Noem alle sleutels die de code in install.php uit $_POST opvraagt.

_GESELECTEERDE TEKST:_
━━━━━━━━━━━━━━━━━━━━━━━━━━━━━━

--[-- install.php --]--

[code]<?
	if($_POST['submit'])
	{
		$username = addslashes($_POST['username']);
		$password = addslashes($_POST['password']);
		$md5 = md5($password);
		$email = addslashes($_POST['email']);
		
		if($username == "" || $password == "")
		{
			echo "Niet alles ingevuld...<br><br><a href=\"javascript:history.back(-1)\">Terug</a>";
		}
		
		else
		{
			include("config.php");

			mysql_query("DROP TABLE IF EXISTS `inlogsysteem`");
			mysql_query("
				CREATE TABLE `inlogsysteem` (
  					`id` int(8) NOT NULL auto_increment,
  					`username` varchar(40) NOT NULL,
  					`password` varchar(40) NOT NULL,
  					`email` varchar(255) NOT NULL,
  					`status` char(1) NOT NULL,
  					PRIMARY KEY  (`id`)

━━━━━━━━━━━━━━━━━━━━━━━━━━━━━━

_GEGEVENSUITTREKSEL:_
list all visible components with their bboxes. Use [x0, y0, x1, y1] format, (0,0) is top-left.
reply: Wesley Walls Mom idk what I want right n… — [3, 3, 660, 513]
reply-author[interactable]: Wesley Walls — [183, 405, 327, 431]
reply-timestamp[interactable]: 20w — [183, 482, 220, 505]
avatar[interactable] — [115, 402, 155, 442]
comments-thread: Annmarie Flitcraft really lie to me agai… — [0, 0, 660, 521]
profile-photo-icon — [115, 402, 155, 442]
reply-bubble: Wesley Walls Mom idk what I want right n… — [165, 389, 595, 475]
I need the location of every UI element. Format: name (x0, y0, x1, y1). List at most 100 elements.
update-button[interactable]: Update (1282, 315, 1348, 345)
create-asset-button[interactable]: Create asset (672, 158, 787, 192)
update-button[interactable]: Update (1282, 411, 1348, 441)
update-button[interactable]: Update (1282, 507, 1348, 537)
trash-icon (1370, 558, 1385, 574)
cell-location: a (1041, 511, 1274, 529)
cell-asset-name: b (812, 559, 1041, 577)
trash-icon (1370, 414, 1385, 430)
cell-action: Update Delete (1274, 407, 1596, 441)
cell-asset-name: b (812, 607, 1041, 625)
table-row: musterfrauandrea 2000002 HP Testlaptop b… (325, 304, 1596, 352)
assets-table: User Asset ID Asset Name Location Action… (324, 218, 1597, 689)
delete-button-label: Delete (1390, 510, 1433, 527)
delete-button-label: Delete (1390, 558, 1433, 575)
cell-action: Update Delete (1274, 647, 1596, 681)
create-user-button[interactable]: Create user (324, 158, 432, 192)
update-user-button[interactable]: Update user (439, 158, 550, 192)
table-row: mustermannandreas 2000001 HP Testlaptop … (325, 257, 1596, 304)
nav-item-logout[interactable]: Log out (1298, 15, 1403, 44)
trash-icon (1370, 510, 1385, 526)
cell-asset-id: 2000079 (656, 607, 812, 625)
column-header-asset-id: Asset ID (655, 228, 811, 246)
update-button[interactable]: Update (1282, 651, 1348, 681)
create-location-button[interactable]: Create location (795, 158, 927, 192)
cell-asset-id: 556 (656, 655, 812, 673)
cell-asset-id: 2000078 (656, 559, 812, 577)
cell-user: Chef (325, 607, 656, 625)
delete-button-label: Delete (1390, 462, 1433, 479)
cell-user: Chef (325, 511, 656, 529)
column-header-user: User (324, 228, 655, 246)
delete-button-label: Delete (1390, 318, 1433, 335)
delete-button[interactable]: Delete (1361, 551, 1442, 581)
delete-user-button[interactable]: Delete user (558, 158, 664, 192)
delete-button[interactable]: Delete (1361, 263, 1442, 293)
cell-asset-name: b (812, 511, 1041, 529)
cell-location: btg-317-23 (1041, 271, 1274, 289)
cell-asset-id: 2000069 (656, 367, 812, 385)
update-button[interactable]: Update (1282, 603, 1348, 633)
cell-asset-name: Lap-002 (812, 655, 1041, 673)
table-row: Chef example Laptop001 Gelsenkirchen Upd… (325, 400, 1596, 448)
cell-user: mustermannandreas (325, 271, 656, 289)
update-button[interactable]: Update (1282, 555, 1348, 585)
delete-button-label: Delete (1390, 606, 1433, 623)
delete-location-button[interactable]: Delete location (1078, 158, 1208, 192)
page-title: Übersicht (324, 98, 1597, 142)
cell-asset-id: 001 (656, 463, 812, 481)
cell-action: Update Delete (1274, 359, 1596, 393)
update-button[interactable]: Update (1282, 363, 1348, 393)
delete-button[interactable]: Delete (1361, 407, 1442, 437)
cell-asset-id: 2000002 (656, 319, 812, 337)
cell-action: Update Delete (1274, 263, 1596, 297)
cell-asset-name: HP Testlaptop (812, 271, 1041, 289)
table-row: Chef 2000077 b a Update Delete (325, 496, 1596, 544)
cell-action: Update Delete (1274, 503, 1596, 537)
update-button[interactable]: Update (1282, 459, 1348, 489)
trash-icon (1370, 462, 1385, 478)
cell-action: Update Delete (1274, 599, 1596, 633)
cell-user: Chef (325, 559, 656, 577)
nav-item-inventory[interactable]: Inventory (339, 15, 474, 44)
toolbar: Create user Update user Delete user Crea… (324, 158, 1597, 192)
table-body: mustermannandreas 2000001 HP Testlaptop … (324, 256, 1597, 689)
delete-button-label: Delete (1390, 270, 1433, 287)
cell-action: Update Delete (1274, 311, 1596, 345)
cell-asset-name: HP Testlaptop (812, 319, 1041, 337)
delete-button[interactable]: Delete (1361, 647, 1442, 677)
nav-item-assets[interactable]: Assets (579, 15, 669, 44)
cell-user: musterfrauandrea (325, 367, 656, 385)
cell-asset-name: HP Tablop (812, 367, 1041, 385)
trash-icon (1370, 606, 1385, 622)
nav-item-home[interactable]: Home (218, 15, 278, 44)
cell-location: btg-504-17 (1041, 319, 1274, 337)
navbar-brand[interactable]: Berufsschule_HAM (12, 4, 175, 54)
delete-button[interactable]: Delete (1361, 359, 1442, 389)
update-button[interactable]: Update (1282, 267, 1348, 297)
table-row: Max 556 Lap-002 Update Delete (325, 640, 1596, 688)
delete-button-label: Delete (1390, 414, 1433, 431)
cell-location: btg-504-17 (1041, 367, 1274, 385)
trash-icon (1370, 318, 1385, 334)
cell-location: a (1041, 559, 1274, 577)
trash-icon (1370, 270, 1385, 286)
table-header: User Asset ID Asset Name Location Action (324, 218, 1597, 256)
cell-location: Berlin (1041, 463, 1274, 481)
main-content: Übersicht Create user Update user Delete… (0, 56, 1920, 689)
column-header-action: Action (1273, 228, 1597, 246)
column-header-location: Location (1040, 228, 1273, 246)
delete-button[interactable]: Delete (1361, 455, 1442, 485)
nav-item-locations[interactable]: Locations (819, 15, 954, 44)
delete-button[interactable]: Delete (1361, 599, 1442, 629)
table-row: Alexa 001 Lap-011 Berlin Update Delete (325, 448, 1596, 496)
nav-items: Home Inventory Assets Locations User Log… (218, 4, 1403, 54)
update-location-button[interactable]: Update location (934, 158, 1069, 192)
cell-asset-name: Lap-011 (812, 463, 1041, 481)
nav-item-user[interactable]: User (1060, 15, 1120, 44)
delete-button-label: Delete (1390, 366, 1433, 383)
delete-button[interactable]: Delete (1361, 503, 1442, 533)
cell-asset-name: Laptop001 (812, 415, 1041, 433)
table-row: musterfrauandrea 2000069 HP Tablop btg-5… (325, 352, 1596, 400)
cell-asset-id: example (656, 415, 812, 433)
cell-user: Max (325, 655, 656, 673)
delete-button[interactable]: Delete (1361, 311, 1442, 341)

━━━━━━━━━━━━━━━━━━━━━━━━━━━━━━

_UITVOER:_
submit, username, password, email